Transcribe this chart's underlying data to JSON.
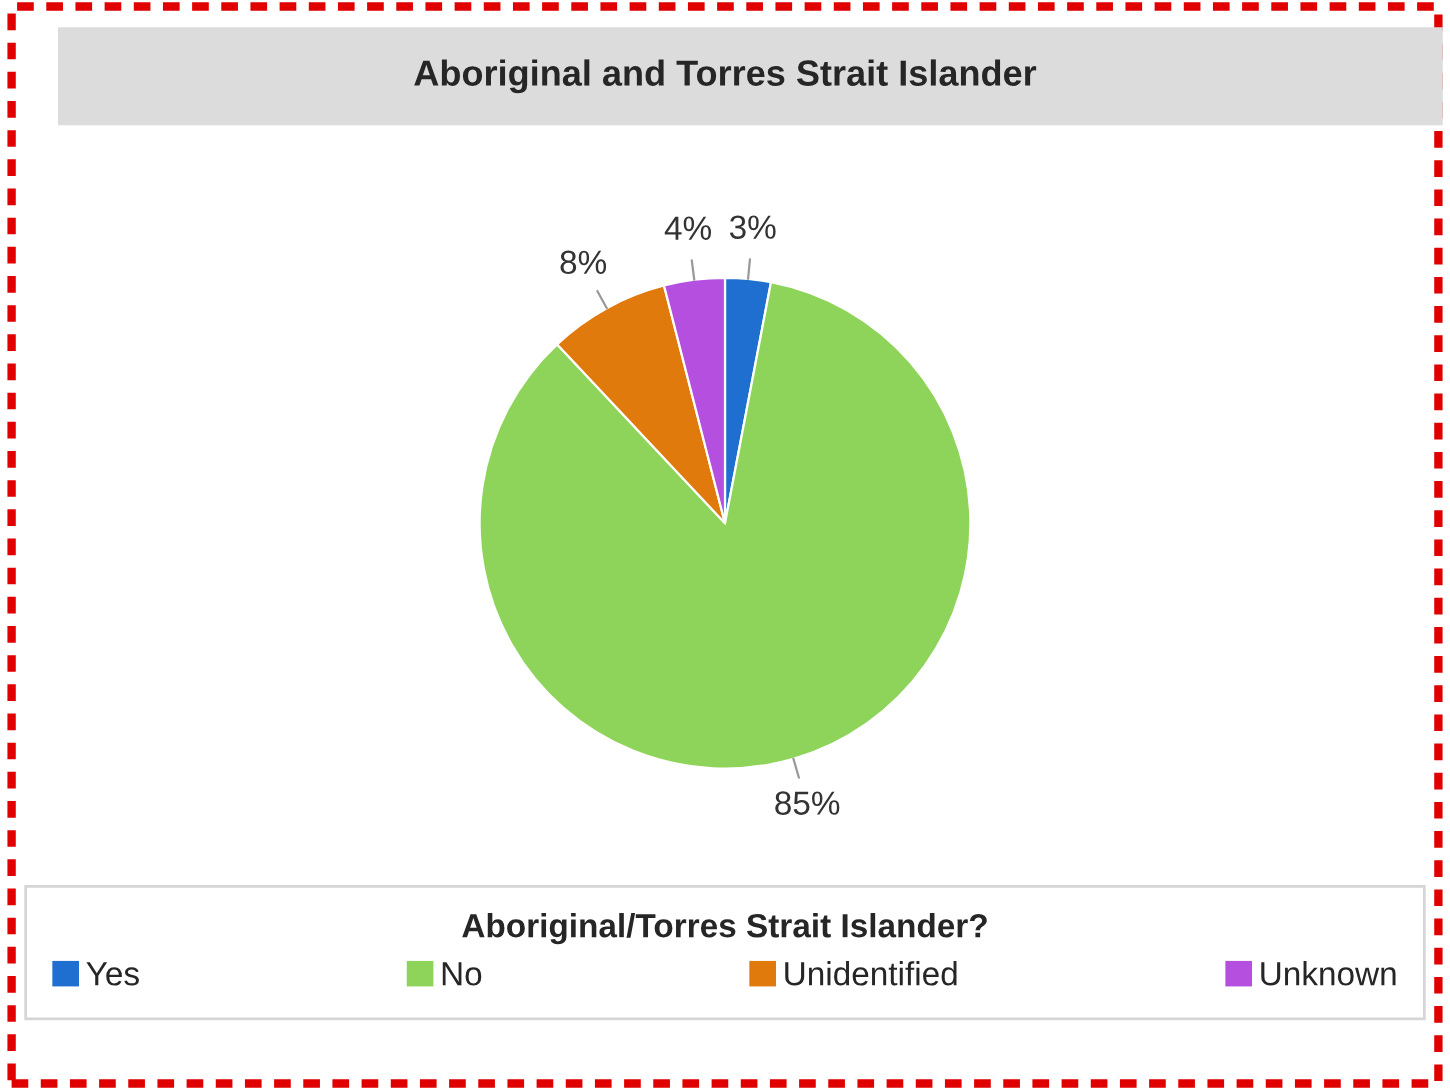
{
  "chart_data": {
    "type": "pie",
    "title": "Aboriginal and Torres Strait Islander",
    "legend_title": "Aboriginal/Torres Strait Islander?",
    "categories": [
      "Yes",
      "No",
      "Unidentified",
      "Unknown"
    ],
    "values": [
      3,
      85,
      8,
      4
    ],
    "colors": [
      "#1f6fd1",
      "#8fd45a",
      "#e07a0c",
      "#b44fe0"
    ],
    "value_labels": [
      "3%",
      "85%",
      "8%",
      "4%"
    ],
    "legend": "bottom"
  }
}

* * * * * * *

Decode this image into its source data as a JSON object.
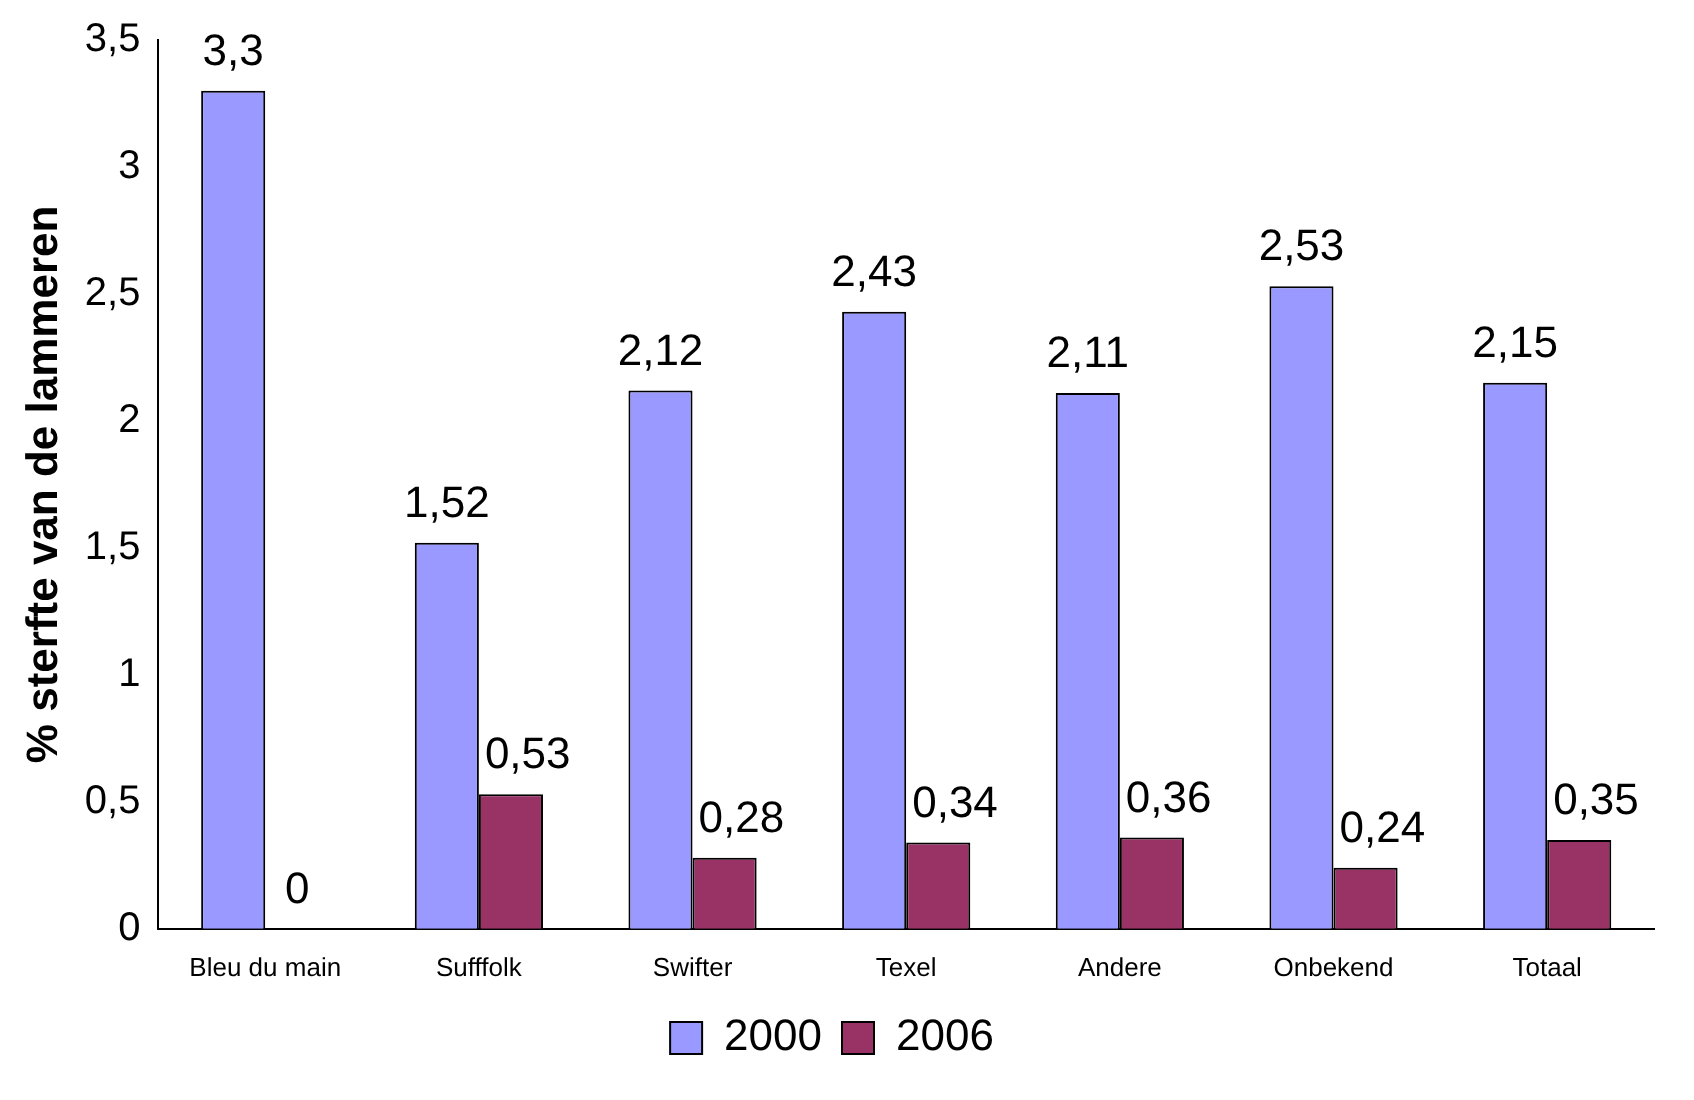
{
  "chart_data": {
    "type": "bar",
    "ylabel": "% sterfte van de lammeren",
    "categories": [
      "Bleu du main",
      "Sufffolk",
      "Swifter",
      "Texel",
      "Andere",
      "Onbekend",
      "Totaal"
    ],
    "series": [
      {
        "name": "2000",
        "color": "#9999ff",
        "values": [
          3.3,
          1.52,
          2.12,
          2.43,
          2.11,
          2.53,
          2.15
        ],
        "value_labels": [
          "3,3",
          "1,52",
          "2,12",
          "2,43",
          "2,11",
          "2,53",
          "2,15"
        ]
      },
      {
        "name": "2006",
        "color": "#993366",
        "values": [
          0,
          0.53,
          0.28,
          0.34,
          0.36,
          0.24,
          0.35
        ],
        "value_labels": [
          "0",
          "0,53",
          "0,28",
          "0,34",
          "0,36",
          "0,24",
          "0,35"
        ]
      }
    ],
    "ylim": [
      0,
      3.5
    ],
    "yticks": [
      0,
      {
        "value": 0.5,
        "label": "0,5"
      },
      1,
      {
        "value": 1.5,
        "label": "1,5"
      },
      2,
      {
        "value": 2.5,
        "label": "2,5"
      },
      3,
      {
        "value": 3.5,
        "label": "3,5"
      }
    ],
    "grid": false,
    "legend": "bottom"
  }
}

* * * * * * *

Pick out each line above that includes "this" and show it.

Transcribe this chart's underlying data to JSON.
Decode this image into its source data as a JSON object.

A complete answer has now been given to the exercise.